▸ **Request**
Change "conference-ordinal" to "conference-number" in the data from the first line through the line containing "- conference-name: Annual", and return those lines with nothing else altered.

▸ **Extracted entries**
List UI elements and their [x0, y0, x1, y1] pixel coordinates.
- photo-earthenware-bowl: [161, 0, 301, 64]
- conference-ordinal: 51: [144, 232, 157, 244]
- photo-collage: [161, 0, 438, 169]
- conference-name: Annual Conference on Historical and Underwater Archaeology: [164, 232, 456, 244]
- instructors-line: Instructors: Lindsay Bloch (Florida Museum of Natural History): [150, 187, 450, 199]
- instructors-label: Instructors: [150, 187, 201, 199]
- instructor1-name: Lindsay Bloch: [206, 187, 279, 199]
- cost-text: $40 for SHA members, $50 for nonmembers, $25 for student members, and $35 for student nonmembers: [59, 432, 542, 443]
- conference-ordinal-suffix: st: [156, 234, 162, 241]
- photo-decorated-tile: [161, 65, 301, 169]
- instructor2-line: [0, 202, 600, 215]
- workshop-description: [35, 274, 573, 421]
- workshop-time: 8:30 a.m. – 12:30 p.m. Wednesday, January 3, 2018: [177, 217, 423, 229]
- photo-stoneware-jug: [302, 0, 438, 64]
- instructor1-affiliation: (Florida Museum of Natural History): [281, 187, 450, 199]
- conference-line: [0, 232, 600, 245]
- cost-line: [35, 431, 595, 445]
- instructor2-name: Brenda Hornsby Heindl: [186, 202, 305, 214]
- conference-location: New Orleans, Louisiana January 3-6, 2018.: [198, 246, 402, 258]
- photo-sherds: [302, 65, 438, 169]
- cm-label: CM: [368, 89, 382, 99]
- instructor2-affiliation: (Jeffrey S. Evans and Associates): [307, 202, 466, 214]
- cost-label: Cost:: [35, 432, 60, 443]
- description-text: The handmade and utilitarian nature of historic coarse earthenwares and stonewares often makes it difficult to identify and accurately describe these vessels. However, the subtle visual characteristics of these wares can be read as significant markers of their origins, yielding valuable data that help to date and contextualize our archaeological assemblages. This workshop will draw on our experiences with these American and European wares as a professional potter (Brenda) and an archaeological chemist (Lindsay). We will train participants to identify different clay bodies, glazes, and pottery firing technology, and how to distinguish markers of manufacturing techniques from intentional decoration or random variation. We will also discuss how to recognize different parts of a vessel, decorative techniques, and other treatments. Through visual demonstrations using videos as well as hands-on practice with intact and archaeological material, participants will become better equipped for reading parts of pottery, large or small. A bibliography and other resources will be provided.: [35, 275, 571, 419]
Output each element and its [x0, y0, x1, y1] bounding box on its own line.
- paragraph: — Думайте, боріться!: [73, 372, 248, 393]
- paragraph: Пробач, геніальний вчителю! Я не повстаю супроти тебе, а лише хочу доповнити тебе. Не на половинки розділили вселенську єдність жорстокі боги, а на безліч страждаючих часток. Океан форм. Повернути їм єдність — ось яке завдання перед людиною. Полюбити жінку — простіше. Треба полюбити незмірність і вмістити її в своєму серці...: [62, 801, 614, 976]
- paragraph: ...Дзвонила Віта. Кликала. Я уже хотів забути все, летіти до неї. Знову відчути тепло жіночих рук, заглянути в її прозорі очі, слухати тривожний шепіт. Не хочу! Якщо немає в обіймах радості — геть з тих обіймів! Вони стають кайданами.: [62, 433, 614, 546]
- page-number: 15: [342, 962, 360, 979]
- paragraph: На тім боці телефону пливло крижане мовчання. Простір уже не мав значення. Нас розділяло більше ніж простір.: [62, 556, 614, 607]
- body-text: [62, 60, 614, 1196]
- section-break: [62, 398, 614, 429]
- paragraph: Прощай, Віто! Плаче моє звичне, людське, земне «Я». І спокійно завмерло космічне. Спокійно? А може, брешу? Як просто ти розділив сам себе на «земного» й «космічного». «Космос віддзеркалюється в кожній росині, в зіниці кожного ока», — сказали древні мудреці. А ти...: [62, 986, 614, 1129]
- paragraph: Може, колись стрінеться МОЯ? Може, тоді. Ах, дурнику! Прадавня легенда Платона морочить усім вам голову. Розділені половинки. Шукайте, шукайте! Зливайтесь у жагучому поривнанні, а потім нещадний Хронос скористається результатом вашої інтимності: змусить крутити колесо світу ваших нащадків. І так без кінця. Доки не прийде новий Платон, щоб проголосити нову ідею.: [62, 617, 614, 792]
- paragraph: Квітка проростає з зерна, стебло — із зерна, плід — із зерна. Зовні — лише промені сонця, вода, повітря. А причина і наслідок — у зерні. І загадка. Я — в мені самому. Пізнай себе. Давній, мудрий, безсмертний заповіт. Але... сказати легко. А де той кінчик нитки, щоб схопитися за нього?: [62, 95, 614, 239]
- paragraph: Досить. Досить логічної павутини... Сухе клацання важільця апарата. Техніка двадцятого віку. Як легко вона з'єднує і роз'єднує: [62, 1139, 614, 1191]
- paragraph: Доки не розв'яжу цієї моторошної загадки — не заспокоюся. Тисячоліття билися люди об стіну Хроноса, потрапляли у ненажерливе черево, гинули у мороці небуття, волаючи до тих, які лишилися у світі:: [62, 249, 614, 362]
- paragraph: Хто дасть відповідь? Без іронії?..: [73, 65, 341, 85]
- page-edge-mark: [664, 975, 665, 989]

▸ **Written reply**
List UI elements and their [x0, y0, x1, y1] pixel coordinates.
- photo-earthenware-bowl: [161, 0, 301, 64]
- conference-number: 51: [144, 232, 157, 244]
- photo-collage: [161, 0, 438, 169]
- conference-name: Annual Conference on Historical and Underwater Archaeology: [164, 232, 456, 244]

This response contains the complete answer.